Records from a dataset
BEGIN

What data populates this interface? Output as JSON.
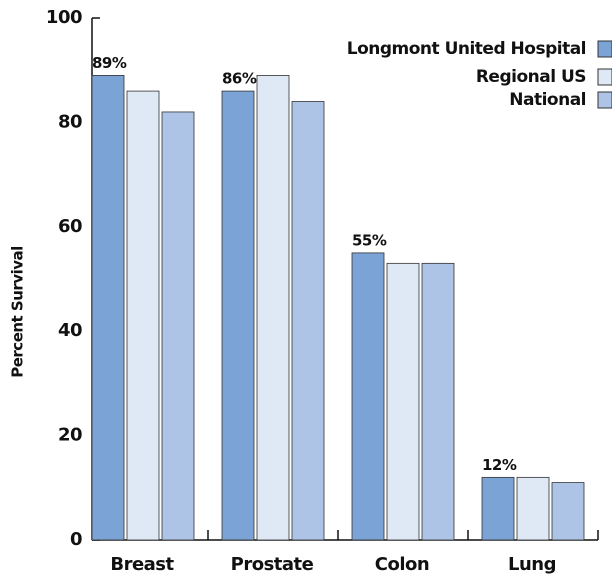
{
  "chart_data": {
    "type": "bar",
    "y_label": "Percent Survival",
    "categories": [
      "Breast",
      "Prostate",
      "Colon",
      "Lung"
    ],
    "series": [
      {
        "name": "Longmont United Hospital",
        "color": "#7ba3d6",
        "values": [
          89,
          86,
          55,
          12
        ],
        "value_labels": [
          "89%",
          "86%",
          "55%",
          "12%"
        ]
      },
      {
        "name": "Regional US",
        "color": "#dfe8f5",
        "values": [
          86,
          89,
          53,
          12
        ]
      },
      {
        "name": "National",
        "color": "#adc4e6",
        "values": [
          82,
          84,
          53,
          11
        ]
      }
    ],
    "ylim": [
      0,
      100
    ],
    "yticks": [
      0,
      20,
      40,
      60,
      80,
      100
    ],
    "legend": "top-right"
  }
}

END

• **Exercise aim**
Output, exactly, all the records above; include no pictures.

• **Exercise result**
What data populates this interface? Output as JSON.
{
  "chart_data": {
    "type": "bar",
    "y_label": "Percent Survival",
    "categories": [
      "Breast",
      "Prostate",
      "Colon",
      "Lung"
    ],
    "series": [
      {
        "name": "Longmont United Hospital",
        "color": "#7ba3d6",
        "values": [
          89,
          86,
          55,
          12
        ],
        "value_labels": [
          "89%",
          "86%",
          "55%",
          "12%"
        ]
      },
      {
        "name": "Regional US",
        "color": "#dfe8f5",
        "values": [
          86,
          89,
          53,
          12
        ]
      },
      {
        "name": "National",
        "color": "#adc4e6",
        "values": [
          82,
          84,
          53,
          11
        ]
      }
    ],
    "ylim": [
      0,
      100
    ],
    "yticks": [
      0,
      20,
      40,
      60,
      80,
      100
    ],
    "legend": "top-right"
  }
}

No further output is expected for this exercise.